Problem
Search the records below for the word "mesure". Pull out each line that has it.

Data excerpts:

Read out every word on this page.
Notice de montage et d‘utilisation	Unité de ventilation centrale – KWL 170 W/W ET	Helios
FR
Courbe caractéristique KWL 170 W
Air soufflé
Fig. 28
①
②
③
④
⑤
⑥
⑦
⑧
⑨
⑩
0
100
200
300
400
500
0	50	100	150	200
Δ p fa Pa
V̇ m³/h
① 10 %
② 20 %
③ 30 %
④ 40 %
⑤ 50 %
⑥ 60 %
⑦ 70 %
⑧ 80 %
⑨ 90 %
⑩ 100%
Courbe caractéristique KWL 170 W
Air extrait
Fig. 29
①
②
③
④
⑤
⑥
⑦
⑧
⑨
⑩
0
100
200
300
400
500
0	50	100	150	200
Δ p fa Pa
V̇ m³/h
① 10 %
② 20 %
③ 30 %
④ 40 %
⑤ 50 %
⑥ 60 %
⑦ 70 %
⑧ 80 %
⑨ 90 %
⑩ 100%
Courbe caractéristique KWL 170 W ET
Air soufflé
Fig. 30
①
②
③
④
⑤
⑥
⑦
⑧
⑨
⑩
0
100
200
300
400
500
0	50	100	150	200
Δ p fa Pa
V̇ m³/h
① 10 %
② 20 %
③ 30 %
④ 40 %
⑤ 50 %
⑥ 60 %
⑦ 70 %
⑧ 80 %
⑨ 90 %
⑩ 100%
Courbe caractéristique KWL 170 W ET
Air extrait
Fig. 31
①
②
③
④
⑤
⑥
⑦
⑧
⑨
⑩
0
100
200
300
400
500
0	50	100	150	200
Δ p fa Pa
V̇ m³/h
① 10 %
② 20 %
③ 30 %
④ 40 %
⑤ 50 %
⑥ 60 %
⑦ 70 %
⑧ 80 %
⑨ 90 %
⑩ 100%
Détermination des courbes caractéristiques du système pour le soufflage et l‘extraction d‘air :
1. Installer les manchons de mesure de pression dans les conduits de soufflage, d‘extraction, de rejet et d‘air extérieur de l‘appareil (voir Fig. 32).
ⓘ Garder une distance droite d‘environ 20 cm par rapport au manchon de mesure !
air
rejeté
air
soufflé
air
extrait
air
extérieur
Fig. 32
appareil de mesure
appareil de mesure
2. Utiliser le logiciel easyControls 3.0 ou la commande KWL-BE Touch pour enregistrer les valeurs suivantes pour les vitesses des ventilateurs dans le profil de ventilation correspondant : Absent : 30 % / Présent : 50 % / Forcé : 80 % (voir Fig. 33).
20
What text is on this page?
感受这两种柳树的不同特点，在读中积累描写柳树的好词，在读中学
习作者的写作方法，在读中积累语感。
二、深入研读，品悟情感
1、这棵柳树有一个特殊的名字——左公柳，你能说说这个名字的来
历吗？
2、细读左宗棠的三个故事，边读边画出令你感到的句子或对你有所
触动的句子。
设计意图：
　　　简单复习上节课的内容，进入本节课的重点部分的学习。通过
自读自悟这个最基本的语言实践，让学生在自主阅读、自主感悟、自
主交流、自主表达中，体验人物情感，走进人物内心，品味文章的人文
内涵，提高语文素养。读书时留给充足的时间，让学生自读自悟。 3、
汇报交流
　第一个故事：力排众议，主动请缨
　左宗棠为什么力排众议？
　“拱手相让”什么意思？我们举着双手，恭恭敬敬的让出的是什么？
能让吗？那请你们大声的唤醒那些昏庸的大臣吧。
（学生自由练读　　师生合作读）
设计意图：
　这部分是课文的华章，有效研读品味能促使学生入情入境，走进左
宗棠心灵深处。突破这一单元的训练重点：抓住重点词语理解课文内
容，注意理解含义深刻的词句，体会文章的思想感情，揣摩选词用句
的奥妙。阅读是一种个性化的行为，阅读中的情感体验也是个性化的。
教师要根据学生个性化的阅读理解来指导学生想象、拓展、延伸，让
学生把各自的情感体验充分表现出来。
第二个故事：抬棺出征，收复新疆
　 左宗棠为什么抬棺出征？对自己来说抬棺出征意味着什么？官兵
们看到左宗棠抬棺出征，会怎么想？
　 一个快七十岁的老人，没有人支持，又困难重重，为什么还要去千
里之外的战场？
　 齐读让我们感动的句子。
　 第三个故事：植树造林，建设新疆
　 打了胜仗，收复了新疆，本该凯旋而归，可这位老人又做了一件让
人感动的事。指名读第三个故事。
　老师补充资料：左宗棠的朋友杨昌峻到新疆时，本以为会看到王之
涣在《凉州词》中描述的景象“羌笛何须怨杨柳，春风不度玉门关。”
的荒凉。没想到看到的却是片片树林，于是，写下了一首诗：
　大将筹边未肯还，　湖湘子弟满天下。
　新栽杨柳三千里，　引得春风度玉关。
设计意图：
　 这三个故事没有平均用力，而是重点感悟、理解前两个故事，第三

Finished answer
1. Installer les manchons de mesure de pression dans les conduits de soufflage, d‘extraction, de rejet et d‘air extérieur de l‘appareil (voir Fig. 32).
ⓘ Garder une distance droite d‘environ 20 cm par rapport au manchon de mesure !
appareil de mesure
appareil de mesure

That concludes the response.